Go through the material below and copy all lines with "اسوالت".

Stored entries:
····················
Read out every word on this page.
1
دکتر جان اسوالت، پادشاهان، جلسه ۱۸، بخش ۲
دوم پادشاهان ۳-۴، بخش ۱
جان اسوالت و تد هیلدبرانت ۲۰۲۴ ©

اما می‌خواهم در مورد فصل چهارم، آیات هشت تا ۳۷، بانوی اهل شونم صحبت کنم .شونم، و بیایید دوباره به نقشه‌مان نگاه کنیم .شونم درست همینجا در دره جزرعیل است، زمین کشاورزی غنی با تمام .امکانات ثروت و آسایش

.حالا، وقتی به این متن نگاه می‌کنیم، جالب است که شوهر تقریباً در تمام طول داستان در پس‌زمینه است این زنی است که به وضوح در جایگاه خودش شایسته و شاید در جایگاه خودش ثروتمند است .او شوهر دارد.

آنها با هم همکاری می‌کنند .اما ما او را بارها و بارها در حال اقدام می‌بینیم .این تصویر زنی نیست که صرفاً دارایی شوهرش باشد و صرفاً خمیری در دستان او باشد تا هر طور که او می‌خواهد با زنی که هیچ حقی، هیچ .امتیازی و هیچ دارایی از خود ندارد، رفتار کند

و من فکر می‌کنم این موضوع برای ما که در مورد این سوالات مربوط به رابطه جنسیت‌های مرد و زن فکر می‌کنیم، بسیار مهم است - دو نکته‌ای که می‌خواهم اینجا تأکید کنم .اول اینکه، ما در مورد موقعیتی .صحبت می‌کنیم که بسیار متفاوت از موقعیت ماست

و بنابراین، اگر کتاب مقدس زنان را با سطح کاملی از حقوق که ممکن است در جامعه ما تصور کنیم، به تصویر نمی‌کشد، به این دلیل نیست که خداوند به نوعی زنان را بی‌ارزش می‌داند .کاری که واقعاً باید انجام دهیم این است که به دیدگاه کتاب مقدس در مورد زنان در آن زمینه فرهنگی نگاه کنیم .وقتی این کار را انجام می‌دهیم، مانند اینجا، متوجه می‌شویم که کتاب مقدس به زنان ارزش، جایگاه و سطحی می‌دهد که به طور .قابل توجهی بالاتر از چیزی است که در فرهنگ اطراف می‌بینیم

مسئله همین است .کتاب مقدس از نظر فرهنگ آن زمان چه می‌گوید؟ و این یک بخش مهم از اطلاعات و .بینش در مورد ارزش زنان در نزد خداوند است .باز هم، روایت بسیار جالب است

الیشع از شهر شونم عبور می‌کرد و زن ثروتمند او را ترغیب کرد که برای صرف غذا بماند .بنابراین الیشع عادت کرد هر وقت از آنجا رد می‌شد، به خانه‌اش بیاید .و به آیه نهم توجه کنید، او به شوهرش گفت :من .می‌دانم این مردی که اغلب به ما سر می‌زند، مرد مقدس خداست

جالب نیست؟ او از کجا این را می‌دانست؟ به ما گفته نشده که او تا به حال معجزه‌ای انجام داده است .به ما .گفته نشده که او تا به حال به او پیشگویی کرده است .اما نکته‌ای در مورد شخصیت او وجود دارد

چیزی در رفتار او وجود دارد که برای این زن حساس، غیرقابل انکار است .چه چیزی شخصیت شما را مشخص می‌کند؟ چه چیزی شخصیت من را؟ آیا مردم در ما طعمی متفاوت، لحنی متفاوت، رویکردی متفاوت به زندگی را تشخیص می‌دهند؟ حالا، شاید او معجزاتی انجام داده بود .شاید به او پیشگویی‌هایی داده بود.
····················
- RESULT BELOW
دکتر جان اسوالت، پادشاهان، جلسه ۱۸، بخش ۲
جان اسوالت و تد هیلدبرانت ۲۰۲۴ ©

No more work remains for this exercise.